● **OBJECTIVE**: Return the listing below word for word.

● **INFORMATION PROVIDED**:
____________
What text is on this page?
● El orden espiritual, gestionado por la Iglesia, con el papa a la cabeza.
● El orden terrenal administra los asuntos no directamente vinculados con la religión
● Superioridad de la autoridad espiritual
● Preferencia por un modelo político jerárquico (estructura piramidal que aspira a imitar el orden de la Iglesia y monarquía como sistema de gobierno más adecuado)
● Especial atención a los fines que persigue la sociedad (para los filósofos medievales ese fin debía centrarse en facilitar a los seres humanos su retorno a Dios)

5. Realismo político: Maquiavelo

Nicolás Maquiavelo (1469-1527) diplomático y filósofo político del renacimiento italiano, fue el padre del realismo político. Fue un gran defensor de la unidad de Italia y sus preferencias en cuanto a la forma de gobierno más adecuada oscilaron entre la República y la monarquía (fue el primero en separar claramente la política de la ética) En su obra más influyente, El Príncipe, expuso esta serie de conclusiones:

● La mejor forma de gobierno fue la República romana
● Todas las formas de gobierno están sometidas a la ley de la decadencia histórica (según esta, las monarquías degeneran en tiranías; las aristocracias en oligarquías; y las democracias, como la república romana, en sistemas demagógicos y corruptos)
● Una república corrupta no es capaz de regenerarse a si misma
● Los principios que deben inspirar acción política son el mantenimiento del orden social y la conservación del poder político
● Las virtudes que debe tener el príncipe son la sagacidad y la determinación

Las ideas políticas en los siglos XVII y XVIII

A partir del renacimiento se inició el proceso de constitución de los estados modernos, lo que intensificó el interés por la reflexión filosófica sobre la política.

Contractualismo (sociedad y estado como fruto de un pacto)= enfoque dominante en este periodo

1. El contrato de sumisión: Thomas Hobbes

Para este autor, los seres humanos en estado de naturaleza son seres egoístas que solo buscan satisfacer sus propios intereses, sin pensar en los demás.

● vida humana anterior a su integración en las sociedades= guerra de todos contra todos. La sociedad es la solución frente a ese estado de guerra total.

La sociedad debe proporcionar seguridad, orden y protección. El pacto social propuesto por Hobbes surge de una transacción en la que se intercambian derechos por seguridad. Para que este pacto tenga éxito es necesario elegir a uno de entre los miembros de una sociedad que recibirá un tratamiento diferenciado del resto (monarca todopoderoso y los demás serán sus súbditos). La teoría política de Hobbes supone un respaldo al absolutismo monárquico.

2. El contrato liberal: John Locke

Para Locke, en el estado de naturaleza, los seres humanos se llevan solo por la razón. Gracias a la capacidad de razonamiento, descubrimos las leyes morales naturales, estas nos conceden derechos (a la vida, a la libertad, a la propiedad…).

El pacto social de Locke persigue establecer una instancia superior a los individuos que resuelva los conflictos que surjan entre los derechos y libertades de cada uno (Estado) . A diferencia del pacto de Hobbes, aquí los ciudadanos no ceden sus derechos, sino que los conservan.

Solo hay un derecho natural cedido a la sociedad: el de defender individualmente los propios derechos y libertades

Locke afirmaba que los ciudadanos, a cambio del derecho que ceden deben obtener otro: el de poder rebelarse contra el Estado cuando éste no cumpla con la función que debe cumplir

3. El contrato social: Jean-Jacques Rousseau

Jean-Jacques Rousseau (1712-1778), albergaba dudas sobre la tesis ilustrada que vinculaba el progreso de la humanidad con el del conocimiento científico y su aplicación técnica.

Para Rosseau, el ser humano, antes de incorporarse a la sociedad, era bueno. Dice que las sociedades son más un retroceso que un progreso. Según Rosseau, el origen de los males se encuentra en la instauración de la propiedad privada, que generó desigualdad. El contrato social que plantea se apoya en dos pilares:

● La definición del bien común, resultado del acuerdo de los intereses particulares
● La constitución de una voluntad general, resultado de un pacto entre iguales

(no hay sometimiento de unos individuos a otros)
____________
● **RESULT OF THIS TASK**:
What text is on this page?
● El orden espiritual, gestionado por la Iglesia, con el papa a la cabeza.
● El orden terrenal administra los asuntos no directamente vinculados con la religión
● Superioridad de la autoridad espiritual
● Preferencia por un modelo político jerárquico (estructura piramidal que aspira a imitar el orden de la Iglesia y monarquía como sistema de gobierno más adecuado)
● Especial atención a los fines que persigue la sociedad (para los filósofos medievales ese fin debía centrarse en facilitar a los seres humanos su retorno a Dios)

5. Realismo político: Maquiavelo

Nicolás Maquiavelo (1469-1527) diplomático y filósofo político del renacimiento italiano, fue el padre del realismo político. Fue un gran defensor de la unidad de Italia y sus preferencias en cuanto a la forma de gobierno más adecuada oscilaron entre la República y la monarquía (fue el primero en separar claramente la política de la ética) En su obra más influyente, El Príncipe, expuso esta serie de conclusiones:

● La mejor forma de gobierno fue la República romana
● Todas las formas de gobierno están sometidas a la ley de la decadencia histórica (según esta, las monarquías degeneran en tiranías; las aristocracias en oligarquías; y las democracias, como la república romana, en sistemas demagógicos y corruptos)
● Una república corrupta no es capaz de regenerarse a si misma
● Los principios que deben inspirar acción política son el mantenimiento del orden social y la conservación del poder político
● Las virtudes que debe tener el príncipe son la sagacidad y la determinación

Las ideas políticas en los siglos XVII y XVIII

A partir del renacimiento se inició el proceso de constitución de los estados modernos, lo que intensificó el interés por la reflexión filosófica sobre la política.

Contractualismo (sociedad y estado como fruto de un pacto)= enfoque dominante en este periodo

1. El contrato de sumisión: Thomas Hobbes

Para este autor, los seres humanos en estado de naturaleza son seres egoístas que solo buscan satisfacer sus propios intereses, sin pensar en los demás.

● vida humana anterior a su integración en las sociedades= guerra de todos contra todos. La sociedad es la solución frente a ese estado de guerra total.

La sociedad debe proporcionar seguridad, orden y protección. El pacto social propuesto por Hobbes surge de una transacción en la que se intercambian derechos por seguridad. Para que este pacto tenga éxito es necesario elegir a uno de entre los miembros de una sociedad que recibirá un tratamiento diferenciado del resto (monarca todopoderoso y los demás serán sus súbditos). La teoría política de Hobbes supone un respaldo al absolutismo monárquico.

2. El contrato liberal: John Locke

Para Locke, en el estado de naturaleza, los seres humanos se llevan solo por la razón. Gracias a la capacidad de razonamiento, descubrimos las leyes morales naturales, estas nos conceden derechos (a la vida, a la libertad, a la propiedad…).

El pacto social de Locke persigue establecer una instancia superior a los individuos que resuelva los conflictos que surjan entre los derechos y libertades de cada uno (Estado) . A diferencia del pacto de Hobbes, aquí los ciudadanos no ceden sus derechos, sino que los conservan.

Solo hay un derecho natural cedido a la sociedad: el de defender individualmente los propios derechos y libertades

Locke afirmaba que los ciudadanos, a cambio del derecho que ceden deben obtener otro: el de poder rebelarse contra el Estado cuando éste no cumpla con la función que debe cumplir

3. El contrato social: Jean-Jacques Rousseau

Jean-Jacques Rousseau (1712-1778), albergaba dudas sobre la tesis ilustrada que vinculaba el progreso de la humanidad con el del conocimiento científico y su aplicación técnica.

Para Rosseau, el ser humano, antes de incorporarse a la sociedad, era bueno. Dice que las sociedades son más un retroceso que un progreso. Según Rosseau, el origen de los males se encuentra en la instauración de la propiedad privada, que generó desigualdad. El contrato social que plantea se apoya en dos pilares:

● La definición del bien común, resultado del acuerdo de los intereses particulares
● La constitución de una voluntad general, resultado de un pacto entre iguales

(no hay sometimiento de unos individuos a otros)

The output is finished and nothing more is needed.